▸ The task
Find the lines containing the word "ylabel" and copy every one of them.

▸ Data entries
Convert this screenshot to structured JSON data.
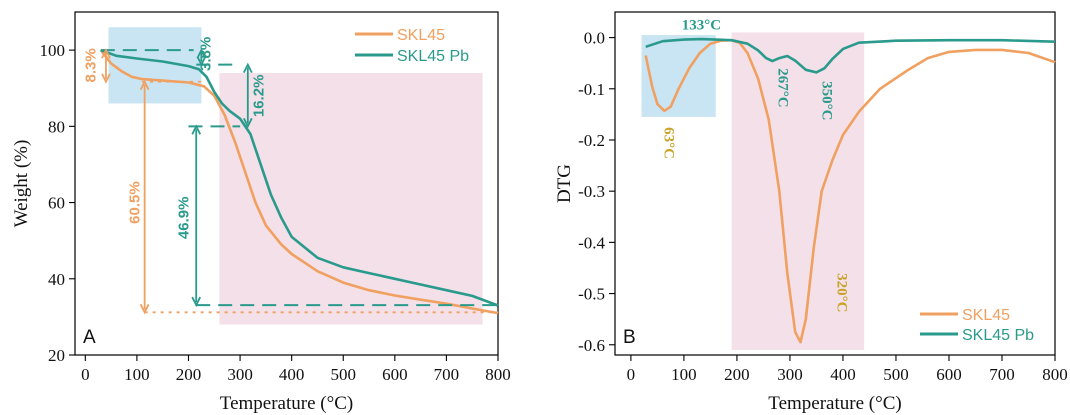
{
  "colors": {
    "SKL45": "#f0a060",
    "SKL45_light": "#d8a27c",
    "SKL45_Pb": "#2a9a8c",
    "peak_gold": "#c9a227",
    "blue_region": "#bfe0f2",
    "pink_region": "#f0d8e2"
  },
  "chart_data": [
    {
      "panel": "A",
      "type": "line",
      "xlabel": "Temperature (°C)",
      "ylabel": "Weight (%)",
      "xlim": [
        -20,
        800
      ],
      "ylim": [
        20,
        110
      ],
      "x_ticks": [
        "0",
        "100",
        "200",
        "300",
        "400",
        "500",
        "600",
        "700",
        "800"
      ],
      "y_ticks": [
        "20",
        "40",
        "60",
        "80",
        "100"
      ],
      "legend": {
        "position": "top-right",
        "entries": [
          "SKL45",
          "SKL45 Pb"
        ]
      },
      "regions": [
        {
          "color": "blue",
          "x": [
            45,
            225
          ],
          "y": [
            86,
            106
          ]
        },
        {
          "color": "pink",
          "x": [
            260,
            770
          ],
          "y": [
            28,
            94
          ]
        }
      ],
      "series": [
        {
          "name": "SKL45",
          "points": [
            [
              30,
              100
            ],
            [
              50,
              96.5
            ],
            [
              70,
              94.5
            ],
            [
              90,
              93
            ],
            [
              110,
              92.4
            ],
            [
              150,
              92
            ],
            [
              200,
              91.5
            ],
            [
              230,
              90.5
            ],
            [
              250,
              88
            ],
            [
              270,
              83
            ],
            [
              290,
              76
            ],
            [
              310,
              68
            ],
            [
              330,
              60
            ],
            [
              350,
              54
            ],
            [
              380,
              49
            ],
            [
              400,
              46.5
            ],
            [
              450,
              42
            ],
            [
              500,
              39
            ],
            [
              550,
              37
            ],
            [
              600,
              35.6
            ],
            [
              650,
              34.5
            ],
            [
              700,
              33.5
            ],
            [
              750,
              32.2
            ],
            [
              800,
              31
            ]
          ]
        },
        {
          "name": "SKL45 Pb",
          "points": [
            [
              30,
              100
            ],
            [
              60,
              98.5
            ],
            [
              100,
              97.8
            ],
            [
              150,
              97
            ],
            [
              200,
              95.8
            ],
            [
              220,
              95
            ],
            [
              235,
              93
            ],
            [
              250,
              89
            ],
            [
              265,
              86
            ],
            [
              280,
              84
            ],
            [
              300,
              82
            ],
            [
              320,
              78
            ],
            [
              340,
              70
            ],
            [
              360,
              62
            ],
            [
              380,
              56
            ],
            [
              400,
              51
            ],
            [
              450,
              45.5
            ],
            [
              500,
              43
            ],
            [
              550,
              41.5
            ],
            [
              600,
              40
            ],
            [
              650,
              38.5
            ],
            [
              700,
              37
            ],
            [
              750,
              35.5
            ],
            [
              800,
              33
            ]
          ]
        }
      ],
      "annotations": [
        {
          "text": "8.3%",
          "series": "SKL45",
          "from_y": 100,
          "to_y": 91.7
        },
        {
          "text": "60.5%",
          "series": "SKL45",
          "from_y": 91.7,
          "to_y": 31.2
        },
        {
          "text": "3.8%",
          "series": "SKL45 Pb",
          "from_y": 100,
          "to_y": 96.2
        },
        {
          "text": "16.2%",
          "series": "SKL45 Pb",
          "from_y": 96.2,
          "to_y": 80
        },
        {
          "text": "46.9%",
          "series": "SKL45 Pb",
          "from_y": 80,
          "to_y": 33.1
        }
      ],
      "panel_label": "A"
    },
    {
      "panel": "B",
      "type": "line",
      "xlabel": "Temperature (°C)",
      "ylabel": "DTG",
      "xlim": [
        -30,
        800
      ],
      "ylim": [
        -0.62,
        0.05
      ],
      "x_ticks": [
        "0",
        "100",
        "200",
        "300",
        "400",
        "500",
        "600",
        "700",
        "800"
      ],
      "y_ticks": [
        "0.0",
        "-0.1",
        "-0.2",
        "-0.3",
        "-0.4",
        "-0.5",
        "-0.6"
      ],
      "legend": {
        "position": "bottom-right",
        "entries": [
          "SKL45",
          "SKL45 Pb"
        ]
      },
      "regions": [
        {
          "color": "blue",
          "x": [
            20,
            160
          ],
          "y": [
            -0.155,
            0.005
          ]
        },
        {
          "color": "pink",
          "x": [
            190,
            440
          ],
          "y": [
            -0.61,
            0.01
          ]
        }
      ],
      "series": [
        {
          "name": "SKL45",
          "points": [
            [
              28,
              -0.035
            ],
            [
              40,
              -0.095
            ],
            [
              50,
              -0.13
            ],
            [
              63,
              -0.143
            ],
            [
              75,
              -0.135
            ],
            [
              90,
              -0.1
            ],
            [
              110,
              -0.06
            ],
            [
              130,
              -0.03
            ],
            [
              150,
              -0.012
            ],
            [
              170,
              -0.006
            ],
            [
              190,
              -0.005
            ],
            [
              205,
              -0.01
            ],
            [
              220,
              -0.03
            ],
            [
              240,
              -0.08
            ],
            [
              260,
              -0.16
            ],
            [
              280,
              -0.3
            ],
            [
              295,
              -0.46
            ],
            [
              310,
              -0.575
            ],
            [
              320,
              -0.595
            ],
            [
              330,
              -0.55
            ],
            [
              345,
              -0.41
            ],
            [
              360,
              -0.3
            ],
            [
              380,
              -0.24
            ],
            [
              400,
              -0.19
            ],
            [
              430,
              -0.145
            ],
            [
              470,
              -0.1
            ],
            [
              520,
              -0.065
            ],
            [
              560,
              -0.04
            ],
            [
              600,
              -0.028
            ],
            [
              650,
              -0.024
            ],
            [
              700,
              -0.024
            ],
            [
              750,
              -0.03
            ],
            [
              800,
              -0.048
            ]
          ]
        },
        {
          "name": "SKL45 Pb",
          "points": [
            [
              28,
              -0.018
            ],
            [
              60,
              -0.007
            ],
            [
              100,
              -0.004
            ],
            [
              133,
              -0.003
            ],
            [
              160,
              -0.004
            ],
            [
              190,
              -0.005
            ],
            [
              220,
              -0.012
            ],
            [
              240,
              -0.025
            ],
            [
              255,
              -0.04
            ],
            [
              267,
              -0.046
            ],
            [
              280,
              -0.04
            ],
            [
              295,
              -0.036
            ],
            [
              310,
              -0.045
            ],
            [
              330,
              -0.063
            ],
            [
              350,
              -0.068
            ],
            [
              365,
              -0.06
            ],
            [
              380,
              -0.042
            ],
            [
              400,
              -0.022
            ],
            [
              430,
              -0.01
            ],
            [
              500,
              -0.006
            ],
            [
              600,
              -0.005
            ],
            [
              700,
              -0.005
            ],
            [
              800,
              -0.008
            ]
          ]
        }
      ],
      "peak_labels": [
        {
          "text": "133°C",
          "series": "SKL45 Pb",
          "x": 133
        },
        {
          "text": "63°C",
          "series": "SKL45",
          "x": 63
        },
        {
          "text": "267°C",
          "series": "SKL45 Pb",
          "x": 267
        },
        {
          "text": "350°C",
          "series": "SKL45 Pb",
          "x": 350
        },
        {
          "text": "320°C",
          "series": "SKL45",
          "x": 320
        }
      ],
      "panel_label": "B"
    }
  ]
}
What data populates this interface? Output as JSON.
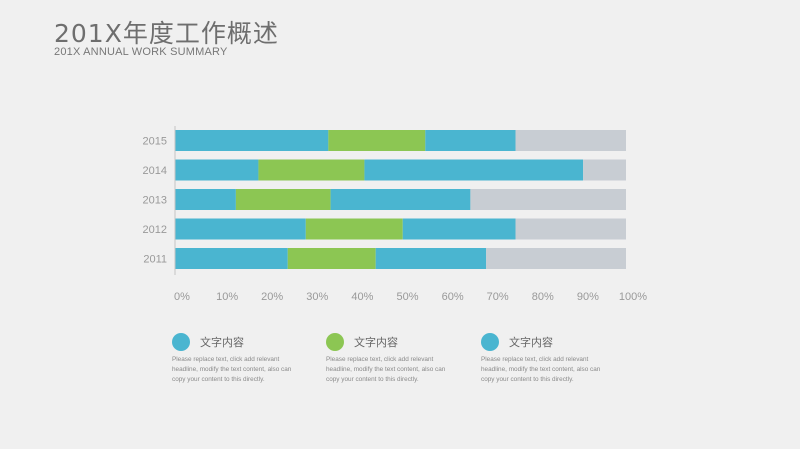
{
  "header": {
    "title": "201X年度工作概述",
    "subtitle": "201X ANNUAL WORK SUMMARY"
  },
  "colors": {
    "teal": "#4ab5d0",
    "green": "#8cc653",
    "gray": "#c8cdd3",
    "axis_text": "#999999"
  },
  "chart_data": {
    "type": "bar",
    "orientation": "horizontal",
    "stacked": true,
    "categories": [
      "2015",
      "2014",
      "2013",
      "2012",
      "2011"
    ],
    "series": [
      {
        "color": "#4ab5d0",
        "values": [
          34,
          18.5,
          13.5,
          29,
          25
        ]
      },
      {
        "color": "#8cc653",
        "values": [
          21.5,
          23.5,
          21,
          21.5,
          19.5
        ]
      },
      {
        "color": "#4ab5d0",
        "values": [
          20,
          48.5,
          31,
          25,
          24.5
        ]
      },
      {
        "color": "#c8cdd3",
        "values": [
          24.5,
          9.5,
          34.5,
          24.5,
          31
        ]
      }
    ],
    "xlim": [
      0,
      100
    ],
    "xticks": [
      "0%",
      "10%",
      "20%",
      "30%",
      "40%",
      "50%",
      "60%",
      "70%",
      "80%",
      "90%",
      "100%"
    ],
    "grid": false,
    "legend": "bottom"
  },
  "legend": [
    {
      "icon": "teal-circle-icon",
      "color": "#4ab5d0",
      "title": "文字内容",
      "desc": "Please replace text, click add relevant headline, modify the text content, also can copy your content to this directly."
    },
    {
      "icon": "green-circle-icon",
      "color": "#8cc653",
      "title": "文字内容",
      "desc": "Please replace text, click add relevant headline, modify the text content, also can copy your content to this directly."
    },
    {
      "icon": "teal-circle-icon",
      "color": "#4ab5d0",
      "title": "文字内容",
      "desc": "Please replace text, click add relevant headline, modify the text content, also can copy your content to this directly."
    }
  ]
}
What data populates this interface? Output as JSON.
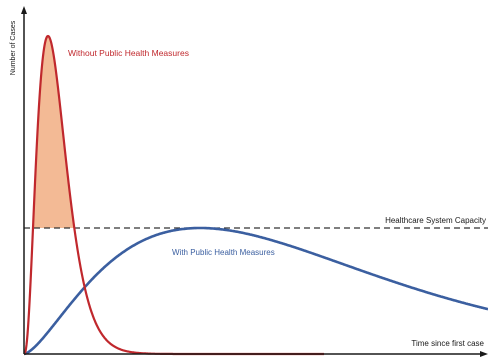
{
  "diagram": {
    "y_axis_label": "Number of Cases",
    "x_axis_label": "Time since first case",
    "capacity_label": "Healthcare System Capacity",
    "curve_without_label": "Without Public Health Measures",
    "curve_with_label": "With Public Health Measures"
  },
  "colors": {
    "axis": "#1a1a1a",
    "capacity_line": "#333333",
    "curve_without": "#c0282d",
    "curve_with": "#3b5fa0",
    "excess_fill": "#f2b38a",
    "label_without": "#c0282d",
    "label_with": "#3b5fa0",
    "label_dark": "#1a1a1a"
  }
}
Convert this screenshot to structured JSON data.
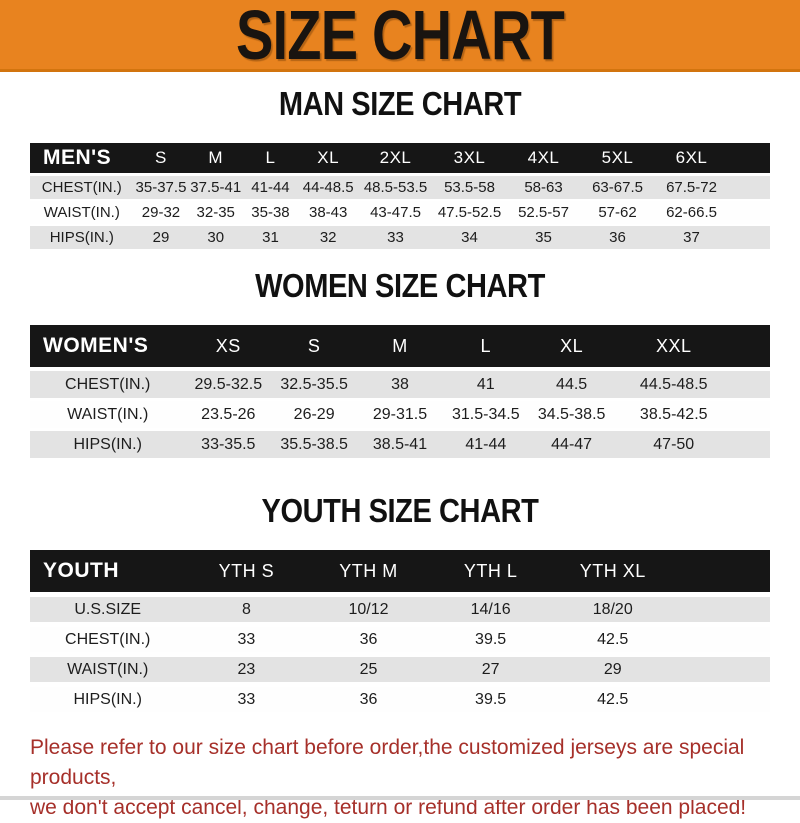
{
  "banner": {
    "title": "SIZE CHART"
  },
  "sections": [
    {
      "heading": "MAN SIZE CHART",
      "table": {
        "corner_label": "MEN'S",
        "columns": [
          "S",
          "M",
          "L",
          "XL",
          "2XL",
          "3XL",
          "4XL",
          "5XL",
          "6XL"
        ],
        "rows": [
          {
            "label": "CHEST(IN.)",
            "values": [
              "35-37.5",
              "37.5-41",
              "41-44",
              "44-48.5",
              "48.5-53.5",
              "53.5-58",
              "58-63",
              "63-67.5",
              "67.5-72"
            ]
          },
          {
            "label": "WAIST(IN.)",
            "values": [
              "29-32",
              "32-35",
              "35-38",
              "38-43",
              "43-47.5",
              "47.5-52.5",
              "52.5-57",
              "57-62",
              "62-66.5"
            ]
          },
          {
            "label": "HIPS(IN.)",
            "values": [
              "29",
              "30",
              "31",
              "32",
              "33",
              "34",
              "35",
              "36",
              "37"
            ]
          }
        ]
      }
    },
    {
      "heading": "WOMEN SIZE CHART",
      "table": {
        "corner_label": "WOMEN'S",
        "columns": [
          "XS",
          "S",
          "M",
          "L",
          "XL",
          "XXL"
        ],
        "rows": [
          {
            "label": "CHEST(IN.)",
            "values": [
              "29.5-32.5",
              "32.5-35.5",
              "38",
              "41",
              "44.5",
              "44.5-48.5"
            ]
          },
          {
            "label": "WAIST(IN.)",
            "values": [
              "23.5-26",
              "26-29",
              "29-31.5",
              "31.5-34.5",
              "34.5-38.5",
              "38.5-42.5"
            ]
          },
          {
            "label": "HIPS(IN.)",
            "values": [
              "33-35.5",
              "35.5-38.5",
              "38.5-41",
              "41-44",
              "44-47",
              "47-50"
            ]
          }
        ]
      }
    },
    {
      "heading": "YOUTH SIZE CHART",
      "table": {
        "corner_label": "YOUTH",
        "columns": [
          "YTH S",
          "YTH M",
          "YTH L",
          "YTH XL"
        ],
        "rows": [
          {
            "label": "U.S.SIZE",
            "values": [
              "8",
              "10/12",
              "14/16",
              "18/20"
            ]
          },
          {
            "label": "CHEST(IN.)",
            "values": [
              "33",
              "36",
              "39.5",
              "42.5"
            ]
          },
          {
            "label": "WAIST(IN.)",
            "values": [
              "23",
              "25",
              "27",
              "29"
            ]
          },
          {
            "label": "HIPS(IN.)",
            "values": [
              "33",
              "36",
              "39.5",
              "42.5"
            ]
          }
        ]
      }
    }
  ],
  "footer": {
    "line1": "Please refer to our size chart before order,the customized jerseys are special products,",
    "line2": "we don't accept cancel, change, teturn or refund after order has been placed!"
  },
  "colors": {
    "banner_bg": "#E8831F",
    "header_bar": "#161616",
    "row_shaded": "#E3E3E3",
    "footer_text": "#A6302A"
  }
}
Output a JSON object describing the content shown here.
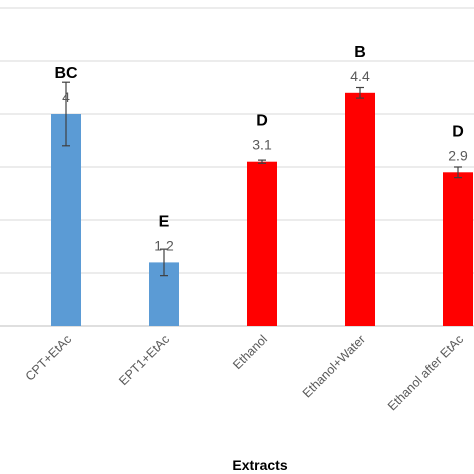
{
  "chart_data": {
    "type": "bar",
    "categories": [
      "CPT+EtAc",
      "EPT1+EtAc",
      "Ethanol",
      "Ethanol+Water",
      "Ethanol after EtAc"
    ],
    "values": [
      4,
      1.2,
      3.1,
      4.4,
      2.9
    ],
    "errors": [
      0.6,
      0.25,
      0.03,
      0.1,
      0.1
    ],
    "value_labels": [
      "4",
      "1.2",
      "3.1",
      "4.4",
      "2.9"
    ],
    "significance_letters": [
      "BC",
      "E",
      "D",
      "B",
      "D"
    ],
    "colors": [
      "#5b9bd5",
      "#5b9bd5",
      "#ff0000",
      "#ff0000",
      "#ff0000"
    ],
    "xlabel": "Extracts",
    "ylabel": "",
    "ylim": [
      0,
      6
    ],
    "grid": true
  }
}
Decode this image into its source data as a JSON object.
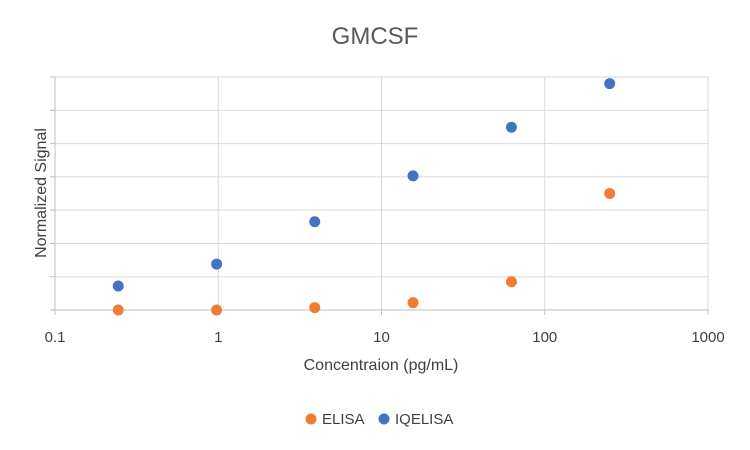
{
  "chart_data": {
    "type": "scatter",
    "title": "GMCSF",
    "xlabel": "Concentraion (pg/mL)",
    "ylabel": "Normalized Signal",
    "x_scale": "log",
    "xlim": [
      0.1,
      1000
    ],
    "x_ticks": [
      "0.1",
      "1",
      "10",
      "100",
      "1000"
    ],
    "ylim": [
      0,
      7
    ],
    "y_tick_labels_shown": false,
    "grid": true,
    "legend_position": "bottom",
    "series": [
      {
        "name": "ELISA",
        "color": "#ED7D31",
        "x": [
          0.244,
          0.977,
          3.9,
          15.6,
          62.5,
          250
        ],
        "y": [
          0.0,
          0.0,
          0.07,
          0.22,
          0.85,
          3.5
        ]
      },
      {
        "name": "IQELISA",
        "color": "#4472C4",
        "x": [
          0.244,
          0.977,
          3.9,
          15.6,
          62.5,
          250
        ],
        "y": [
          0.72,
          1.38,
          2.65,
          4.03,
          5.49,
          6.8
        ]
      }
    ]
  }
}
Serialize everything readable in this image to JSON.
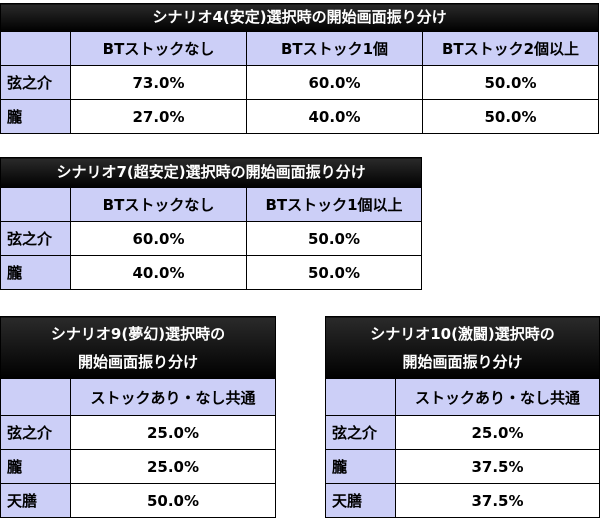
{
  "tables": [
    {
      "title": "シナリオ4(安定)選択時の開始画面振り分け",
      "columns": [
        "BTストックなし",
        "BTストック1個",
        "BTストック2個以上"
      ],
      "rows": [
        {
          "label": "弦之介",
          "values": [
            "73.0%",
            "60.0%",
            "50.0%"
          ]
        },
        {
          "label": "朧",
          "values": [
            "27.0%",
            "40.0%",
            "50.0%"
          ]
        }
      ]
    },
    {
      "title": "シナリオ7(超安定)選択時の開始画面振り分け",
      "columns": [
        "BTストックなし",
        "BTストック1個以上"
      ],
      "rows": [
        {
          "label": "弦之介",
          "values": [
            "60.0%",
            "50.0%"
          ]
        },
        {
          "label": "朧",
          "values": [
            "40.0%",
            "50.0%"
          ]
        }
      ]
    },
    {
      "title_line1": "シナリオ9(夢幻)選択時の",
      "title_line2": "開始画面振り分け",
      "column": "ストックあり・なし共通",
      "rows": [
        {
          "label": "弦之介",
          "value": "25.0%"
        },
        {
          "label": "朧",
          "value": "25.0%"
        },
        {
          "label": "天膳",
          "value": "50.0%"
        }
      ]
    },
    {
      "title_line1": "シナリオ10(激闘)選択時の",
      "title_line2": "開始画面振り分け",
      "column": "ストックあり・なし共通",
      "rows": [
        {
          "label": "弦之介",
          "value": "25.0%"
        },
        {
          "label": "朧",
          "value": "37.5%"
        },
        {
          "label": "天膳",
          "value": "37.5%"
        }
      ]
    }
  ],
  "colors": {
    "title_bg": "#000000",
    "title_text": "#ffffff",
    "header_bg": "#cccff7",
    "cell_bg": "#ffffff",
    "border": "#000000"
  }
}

▸ Complete answer
      "ylabel": "Weight (%)",
      "ylabel": "DTG",
    "ylabel": "",
    "ylabel": "Normalized Signal",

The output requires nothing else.